Task: Collect every line that includes the string "JSON".

Collected data:
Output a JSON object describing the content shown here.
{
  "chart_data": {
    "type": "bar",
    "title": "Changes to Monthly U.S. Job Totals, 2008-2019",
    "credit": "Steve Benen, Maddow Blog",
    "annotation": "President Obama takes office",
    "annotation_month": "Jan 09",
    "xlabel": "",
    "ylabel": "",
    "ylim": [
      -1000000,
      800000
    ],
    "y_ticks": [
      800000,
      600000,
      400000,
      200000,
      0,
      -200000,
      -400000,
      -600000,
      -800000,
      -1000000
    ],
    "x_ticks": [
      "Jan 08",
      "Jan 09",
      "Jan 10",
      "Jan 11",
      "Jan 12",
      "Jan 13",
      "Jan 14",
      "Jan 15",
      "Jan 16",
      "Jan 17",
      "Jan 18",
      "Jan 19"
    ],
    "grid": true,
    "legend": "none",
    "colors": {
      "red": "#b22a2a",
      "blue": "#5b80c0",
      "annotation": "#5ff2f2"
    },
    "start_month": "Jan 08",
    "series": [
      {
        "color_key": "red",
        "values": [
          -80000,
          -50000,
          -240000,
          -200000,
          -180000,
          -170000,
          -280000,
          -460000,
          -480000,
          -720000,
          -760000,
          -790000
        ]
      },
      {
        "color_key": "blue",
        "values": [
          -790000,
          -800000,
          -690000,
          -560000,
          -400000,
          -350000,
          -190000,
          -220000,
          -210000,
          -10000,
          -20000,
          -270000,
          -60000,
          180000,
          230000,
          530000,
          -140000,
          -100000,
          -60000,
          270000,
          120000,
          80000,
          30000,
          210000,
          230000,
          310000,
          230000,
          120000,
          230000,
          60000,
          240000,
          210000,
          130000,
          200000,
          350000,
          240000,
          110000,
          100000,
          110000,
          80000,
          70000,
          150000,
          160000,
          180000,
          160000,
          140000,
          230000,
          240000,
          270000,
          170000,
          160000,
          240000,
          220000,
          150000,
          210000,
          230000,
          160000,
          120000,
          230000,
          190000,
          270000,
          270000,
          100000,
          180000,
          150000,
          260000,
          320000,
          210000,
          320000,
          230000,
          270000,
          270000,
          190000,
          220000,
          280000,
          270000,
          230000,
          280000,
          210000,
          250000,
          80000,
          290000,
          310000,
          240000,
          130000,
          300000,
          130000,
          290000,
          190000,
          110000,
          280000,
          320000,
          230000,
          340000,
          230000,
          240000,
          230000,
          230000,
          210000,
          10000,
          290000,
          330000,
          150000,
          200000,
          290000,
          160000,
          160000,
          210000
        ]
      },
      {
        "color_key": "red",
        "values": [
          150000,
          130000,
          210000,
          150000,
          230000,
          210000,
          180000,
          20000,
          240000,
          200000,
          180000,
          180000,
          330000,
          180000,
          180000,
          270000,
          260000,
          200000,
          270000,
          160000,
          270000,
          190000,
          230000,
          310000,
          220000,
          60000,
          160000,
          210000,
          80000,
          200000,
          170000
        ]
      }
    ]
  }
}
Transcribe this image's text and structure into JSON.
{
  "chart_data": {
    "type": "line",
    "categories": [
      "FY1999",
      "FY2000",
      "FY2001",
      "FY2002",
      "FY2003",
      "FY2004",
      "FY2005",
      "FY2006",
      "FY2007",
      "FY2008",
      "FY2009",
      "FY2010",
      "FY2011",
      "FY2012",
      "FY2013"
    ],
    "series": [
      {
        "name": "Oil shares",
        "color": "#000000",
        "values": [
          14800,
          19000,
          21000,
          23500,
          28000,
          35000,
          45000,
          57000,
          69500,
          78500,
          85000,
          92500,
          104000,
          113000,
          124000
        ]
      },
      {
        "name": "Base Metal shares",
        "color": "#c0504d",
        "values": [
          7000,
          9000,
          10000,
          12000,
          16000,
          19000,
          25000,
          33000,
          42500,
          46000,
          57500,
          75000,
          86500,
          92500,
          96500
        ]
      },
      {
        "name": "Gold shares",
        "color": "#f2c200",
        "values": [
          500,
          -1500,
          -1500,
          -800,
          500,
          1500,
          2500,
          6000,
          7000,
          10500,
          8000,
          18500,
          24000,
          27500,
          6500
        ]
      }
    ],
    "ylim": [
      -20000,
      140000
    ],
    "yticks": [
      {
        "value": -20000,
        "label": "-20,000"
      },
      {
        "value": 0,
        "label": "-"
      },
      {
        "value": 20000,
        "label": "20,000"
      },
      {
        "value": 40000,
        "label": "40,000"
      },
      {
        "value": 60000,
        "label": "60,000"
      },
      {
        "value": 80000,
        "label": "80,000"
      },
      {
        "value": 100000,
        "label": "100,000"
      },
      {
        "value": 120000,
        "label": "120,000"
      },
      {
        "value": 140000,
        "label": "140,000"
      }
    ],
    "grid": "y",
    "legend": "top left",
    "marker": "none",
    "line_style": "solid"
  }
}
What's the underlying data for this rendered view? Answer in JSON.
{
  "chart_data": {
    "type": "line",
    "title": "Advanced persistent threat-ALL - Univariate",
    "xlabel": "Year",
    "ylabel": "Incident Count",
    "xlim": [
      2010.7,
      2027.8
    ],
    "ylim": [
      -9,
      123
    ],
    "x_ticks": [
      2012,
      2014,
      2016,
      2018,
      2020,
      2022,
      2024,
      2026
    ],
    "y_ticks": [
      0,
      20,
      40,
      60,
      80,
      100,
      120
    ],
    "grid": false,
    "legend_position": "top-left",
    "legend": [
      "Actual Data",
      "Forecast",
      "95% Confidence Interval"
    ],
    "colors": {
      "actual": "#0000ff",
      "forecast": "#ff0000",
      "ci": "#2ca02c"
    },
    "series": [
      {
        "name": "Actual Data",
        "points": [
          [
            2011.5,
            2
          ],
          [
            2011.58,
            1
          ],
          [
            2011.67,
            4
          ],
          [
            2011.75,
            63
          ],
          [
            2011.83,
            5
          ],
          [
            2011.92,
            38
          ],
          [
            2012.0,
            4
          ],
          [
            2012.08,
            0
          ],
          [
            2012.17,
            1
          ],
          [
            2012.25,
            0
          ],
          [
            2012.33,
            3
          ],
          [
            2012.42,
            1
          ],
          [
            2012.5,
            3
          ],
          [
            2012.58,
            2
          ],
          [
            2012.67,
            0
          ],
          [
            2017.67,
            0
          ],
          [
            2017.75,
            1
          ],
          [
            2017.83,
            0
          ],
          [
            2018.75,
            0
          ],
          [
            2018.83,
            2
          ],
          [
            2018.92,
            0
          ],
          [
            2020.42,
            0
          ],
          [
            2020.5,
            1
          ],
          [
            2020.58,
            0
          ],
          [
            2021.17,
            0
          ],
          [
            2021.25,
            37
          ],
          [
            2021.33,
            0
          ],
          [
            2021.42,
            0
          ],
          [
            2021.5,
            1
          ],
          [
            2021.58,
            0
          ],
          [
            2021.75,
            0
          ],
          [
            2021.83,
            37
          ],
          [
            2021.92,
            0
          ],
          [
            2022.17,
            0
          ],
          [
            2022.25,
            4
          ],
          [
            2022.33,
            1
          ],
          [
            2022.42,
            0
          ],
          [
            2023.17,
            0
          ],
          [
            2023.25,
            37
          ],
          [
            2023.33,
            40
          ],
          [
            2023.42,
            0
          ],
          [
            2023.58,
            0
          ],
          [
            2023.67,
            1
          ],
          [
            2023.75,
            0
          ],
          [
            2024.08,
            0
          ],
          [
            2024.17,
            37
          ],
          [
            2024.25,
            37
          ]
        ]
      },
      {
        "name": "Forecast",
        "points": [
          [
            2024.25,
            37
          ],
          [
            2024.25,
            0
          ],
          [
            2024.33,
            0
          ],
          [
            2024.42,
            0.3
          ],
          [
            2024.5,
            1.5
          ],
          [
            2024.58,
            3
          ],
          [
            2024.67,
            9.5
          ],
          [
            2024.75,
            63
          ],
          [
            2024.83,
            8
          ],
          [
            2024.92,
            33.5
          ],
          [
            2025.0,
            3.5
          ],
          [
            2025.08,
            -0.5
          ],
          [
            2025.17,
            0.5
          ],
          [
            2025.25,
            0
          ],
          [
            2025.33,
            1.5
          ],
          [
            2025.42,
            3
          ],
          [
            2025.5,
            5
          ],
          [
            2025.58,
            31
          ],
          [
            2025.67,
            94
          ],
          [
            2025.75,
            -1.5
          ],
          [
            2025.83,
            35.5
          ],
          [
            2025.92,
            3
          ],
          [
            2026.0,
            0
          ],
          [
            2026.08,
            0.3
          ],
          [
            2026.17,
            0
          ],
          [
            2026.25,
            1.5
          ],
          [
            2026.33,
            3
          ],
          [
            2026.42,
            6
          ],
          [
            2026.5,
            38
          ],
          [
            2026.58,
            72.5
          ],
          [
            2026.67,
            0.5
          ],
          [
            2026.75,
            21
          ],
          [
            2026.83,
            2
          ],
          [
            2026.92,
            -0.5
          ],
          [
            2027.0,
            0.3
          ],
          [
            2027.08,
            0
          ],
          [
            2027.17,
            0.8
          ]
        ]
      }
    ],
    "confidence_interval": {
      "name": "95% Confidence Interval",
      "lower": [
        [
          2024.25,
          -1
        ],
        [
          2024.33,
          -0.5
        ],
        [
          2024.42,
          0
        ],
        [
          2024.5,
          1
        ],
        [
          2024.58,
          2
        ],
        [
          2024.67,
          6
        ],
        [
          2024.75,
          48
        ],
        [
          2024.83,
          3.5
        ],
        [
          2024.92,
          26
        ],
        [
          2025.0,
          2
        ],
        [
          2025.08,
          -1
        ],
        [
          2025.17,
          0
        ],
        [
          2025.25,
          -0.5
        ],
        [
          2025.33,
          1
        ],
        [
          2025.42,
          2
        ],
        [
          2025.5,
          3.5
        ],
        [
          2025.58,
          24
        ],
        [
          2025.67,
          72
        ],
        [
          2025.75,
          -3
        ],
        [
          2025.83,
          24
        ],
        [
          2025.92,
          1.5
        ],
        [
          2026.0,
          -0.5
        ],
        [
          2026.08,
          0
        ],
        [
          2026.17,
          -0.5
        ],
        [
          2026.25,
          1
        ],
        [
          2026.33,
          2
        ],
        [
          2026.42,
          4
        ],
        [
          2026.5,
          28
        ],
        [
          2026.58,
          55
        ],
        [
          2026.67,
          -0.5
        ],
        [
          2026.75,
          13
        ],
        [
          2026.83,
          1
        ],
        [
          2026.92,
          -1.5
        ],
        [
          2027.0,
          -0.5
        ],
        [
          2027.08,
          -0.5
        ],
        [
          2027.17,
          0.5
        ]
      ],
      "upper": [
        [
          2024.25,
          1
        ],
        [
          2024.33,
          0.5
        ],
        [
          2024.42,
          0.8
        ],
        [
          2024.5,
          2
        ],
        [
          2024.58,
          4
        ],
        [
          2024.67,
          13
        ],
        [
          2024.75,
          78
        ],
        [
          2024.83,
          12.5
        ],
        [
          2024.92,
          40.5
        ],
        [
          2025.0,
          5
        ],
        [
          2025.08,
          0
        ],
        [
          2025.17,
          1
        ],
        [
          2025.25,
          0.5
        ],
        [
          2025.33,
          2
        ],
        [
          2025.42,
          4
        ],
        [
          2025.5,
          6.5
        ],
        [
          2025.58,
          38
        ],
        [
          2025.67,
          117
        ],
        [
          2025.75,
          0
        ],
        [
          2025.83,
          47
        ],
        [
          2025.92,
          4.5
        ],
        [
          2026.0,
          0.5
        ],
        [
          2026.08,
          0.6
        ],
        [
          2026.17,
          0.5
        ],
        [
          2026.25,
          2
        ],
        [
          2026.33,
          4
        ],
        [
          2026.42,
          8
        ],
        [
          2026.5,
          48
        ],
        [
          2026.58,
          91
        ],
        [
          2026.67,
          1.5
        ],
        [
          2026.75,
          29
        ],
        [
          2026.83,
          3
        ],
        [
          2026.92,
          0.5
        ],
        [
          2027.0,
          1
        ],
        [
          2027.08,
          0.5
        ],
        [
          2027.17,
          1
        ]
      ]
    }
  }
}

Full solution:
Output a JSON object describing the content shown here.
Transcribe this image's text and structure into JSON.
What's the underlying data for this rendered view? Answer in JSON.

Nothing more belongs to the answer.